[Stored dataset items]
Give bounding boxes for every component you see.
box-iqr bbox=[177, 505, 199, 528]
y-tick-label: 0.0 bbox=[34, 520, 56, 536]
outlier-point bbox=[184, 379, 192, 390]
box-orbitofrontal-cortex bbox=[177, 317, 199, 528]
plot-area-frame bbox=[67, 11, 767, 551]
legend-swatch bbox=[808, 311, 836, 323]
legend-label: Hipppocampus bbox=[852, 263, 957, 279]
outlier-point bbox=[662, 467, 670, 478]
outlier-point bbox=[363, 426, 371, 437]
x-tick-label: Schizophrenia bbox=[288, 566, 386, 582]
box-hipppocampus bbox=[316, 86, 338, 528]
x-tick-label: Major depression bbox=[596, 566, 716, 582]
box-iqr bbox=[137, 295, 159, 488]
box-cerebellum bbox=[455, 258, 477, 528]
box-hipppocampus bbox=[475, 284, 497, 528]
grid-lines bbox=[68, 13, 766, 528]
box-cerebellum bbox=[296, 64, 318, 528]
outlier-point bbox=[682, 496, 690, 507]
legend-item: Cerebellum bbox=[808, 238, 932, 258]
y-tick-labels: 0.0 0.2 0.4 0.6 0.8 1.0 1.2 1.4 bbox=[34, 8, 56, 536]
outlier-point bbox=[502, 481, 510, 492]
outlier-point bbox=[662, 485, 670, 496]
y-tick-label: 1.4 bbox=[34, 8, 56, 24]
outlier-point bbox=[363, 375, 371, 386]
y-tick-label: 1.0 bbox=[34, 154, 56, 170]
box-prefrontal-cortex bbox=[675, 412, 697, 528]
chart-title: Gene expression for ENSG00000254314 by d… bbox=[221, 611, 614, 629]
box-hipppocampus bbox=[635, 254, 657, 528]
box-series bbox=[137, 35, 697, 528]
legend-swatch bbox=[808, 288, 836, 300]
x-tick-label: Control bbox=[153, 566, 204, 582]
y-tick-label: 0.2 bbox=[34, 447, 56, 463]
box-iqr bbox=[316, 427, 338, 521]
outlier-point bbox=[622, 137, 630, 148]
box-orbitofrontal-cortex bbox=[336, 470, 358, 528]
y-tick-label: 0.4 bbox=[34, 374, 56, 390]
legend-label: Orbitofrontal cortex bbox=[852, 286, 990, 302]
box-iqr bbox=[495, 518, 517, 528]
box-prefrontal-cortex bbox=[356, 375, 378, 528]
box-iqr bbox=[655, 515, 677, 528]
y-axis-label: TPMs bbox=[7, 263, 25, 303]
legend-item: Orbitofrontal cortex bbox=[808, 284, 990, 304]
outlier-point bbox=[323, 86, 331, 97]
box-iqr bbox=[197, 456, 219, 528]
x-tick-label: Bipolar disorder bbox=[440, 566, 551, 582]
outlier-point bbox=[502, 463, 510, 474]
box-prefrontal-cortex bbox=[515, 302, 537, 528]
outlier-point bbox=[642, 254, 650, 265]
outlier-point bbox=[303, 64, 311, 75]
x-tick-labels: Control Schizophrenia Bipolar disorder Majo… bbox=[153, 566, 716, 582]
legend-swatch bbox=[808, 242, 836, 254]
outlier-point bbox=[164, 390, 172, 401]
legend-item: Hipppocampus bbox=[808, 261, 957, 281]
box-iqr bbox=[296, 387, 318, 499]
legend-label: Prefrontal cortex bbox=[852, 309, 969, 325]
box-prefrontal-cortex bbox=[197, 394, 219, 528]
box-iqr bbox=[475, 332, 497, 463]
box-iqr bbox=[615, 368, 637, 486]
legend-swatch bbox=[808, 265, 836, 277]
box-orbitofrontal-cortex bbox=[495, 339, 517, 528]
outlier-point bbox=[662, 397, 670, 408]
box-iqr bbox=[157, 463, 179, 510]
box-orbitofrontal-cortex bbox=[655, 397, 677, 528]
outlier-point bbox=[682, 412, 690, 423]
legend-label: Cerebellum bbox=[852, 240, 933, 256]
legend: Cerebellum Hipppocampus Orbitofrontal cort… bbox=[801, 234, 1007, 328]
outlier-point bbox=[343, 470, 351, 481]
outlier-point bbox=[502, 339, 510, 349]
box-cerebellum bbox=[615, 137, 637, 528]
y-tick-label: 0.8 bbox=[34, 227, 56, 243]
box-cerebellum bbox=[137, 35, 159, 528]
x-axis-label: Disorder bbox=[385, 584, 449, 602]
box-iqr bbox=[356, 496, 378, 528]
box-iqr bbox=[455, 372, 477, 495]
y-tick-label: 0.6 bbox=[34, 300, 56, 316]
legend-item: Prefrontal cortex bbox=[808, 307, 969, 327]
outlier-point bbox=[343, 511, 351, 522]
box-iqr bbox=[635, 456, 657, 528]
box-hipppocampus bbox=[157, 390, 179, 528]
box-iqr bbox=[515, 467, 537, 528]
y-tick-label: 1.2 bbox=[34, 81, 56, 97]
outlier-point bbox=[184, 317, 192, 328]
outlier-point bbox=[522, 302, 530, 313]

## PROMPT
All of the records above should be copied exactly.

## ANSWER AREA
Give bounding boxes for every component you see.
box-iqr bbox=[177, 505, 199, 528]
y-tick-label: 0.0 bbox=[34, 520, 56, 536]
outlier-point bbox=[184, 379, 192, 390]
box-orbitofrontal-cortex bbox=[177, 317, 199, 528]
plot-area-frame bbox=[67, 11, 767, 551]
legend-swatch bbox=[808, 311, 836, 323]
legend-label: Hipppocampus bbox=[852, 263, 957, 279]
outlier-point bbox=[662, 467, 670, 478]
outlier-point bbox=[363, 426, 371, 437]
x-tick-label: Schizophrenia bbox=[288, 566, 386, 582]
box-hipppocampus bbox=[316, 86, 338, 528]
x-tick-label: Major depression bbox=[596, 566, 716, 582]
box-iqr bbox=[137, 295, 159, 488]
box-cerebellum bbox=[455, 258, 477, 528]
box-hipppocampus bbox=[475, 284, 497, 528]
grid-lines bbox=[68, 13, 766, 528]
box-cerebellum bbox=[296, 64, 318, 528]
outlier-point bbox=[682, 496, 690, 507]
legend-item: Cerebellum bbox=[808, 238, 932, 258]
y-tick-labels: 0.0 0.2 0.4 0.6 0.8 1.0 1.2 1.4 bbox=[34, 8, 56, 536]
outlier-point bbox=[502, 481, 510, 492]
outlier-point bbox=[662, 485, 670, 496]
y-tick-label: 1.4 bbox=[34, 8, 56, 24]
outlier-point bbox=[363, 375, 371, 386]
y-tick-label: 1.0 bbox=[34, 154, 56, 170]
box-prefrontal-cortex bbox=[675, 412, 697, 528]
chart-title: Gene expression for ENSG00000254314 by d… bbox=[221, 611, 614, 629]
box-hipppocampus bbox=[635, 254, 657, 528]
box-series bbox=[137, 35, 697, 528]
legend-swatch bbox=[808, 288, 836, 300]
x-tick-label: Control bbox=[153, 566, 204, 582]
y-tick-label: 0.2 bbox=[34, 447, 56, 463]
box-iqr bbox=[316, 427, 338, 521]
outlier-point bbox=[622, 137, 630, 148]
box-orbitofrontal-cortex bbox=[336, 470, 358, 528]
y-tick-label: 0.4 bbox=[34, 374, 56, 390]
legend-label: Orbitofrontal cortex bbox=[852, 286, 990, 302]
box-iqr bbox=[495, 518, 517, 528]
box-prefrontal-cortex bbox=[356, 375, 378, 528]
box-iqr bbox=[655, 515, 677, 528]
y-axis-label: TPMs bbox=[7, 263, 25, 303]
legend-item: Orbitofrontal cortex bbox=[808, 284, 990, 304]
outlier-point bbox=[323, 86, 331, 97]
box-iqr bbox=[197, 456, 219, 528]
x-tick-label: Bipolar disorder bbox=[440, 566, 551, 582]
outlier-point bbox=[502, 463, 510, 474]
box-prefrontal-cortex bbox=[515, 302, 537, 528]
outlier-point bbox=[642, 254, 650, 265]
outlier-point bbox=[303, 64, 311, 75]
x-tick-labels: Control Schizophrenia Bipolar disorder Majo… bbox=[153, 566, 716, 582]
legend-swatch bbox=[808, 242, 836, 254]
outlier-point bbox=[164, 390, 172, 401]
legend-item: Hipppocampus bbox=[808, 261, 957, 281]
box-iqr bbox=[296, 387, 318, 499]
legend-label: Prefrontal cortex bbox=[852, 309, 969, 325]
box-prefrontal-cortex bbox=[197, 394, 219, 528]
box-iqr bbox=[475, 332, 497, 463]
box-iqr bbox=[615, 368, 637, 486]
legend-swatch bbox=[808, 265, 836, 277]
box-orbitofrontal-cortex bbox=[495, 339, 517, 528]
outlier-point bbox=[662, 397, 670, 408]
box-iqr bbox=[157, 463, 179, 510]
box-orbitofrontal-cortex bbox=[655, 397, 677, 528]
outlier-point bbox=[682, 412, 690, 423]
legend-label: Cerebellum bbox=[852, 240, 933, 256]
legend: Cerebellum Hipppocampus Orbitofrontal cort… bbox=[801, 234, 1007, 328]
outlier-point bbox=[343, 470, 351, 481]
outlier-point bbox=[502, 339, 510, 349]
box-cerebellum bbox=[615, 137, 637, 528]
y-tick-label: 0.8 bbox=[34, 227, 56, 243]
box-cerebellum bbox=[137, 35, 159, 528]
x-axis-label: Disorder bbox=[385, 584, 449, 602]
box-iqr bbox=[356, 496, 378, 528]
box-iqr bbox=[455, 372, 477, 495]
y-tick-label: 0.6 bbox=[34, 300, 56, 316]
legend-item: Prefrontal cortex bbox=[808, 307, 969, 327]
outlier-point bbox=[343, 511, 351, 522]
box-iqr bbox=[635, 456, 657, 528]
box-hipppocampus bbox=[157, 390, 179, 528]
box-iqr bbox=[515, 467, 537, 528]
y-tick-label: 1.2 bbox=[34, 81, 56, 97]
outlier-point bbox=[184, 317, 192, 328]
outlier-point bbox=[522, 302, 530, 313]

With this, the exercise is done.